◆ Written exercise ◆
In the entries below, find every line with "VDCW" and copy it.

◆ Supplied data ◆
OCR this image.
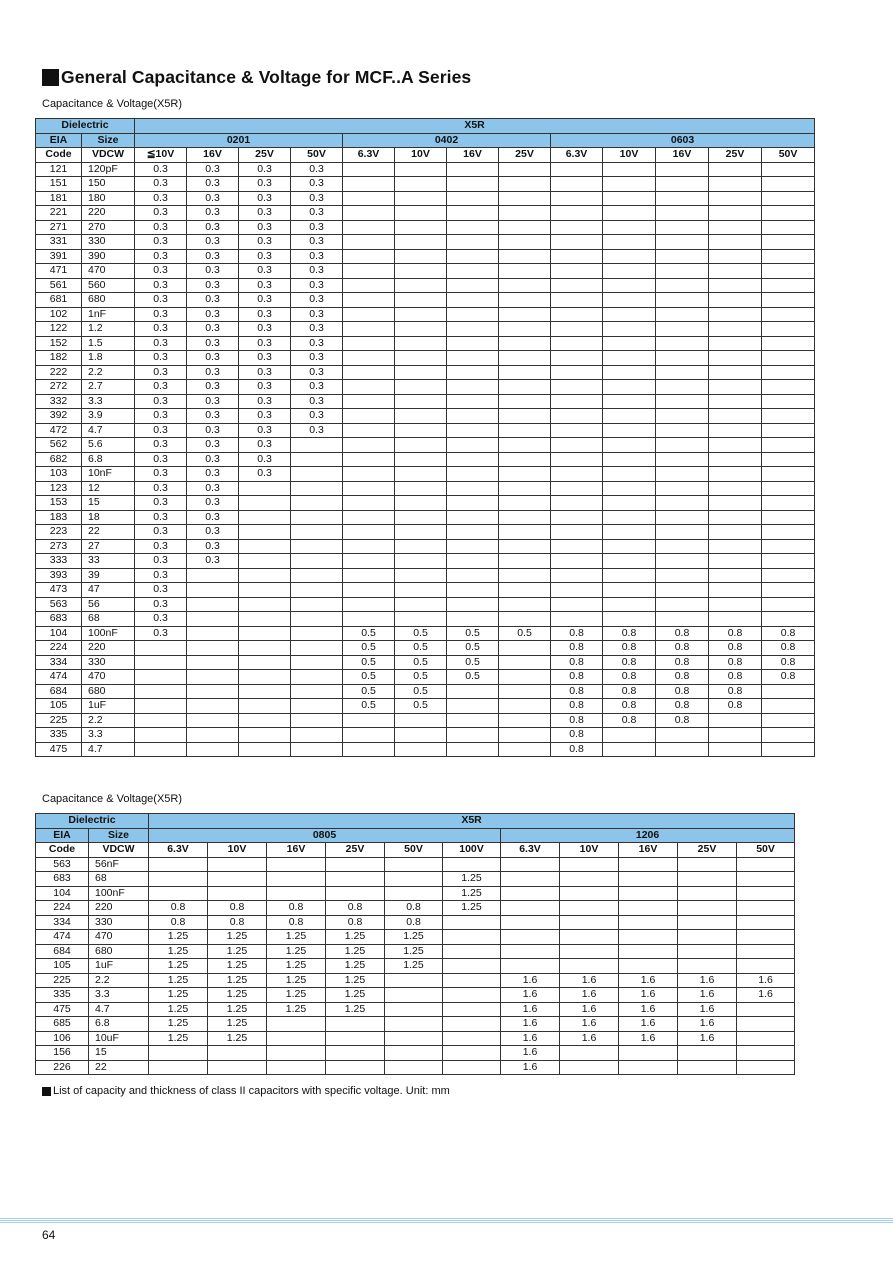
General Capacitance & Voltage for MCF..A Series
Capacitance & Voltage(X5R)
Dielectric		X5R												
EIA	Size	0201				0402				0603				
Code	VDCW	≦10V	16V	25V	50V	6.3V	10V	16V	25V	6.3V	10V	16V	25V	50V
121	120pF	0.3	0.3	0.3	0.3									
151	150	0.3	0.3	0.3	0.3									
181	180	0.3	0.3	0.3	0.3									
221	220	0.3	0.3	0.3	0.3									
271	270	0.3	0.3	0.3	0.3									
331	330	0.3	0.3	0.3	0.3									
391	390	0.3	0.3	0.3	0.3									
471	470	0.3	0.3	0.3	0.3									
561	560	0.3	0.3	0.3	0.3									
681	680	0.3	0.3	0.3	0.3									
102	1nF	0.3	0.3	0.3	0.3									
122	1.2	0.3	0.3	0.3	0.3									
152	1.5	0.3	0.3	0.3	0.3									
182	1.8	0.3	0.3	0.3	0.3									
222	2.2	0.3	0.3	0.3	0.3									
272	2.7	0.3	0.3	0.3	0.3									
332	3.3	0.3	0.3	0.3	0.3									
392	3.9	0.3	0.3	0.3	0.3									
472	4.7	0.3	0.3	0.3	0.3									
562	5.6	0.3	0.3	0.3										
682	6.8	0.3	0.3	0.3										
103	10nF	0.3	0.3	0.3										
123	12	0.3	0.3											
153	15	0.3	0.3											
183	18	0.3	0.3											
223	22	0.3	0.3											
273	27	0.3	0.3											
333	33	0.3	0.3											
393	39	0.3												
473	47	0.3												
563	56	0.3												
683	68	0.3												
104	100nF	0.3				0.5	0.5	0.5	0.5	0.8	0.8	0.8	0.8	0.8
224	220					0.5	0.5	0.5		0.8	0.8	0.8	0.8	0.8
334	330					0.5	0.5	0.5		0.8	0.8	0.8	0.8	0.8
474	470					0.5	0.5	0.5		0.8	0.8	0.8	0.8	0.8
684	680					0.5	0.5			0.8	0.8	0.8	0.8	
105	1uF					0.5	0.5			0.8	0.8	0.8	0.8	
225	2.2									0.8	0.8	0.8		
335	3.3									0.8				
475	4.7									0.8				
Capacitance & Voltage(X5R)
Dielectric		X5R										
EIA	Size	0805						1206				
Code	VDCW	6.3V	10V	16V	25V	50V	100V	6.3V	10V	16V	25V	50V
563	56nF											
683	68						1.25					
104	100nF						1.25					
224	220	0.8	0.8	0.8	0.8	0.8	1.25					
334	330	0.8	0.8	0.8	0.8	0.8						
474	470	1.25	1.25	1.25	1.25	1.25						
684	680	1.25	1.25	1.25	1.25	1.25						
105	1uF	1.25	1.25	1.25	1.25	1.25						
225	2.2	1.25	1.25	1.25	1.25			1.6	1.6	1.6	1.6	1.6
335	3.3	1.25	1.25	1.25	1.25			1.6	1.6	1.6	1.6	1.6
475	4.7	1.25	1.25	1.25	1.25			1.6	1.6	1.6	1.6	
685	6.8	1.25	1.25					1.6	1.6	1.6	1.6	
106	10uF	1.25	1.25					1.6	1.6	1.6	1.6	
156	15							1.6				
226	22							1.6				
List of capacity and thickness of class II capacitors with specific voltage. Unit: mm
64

◆ Exercise solution ◆
Code	VDCW	≦10V	16V	25V	50V	6.3V	10V	16V	25V	6.3V	10V	16V	25V	50V
Code	VDCW	6.3V	10V	16V	25V	50V	100V	6.3V	10V	16V	25V	50V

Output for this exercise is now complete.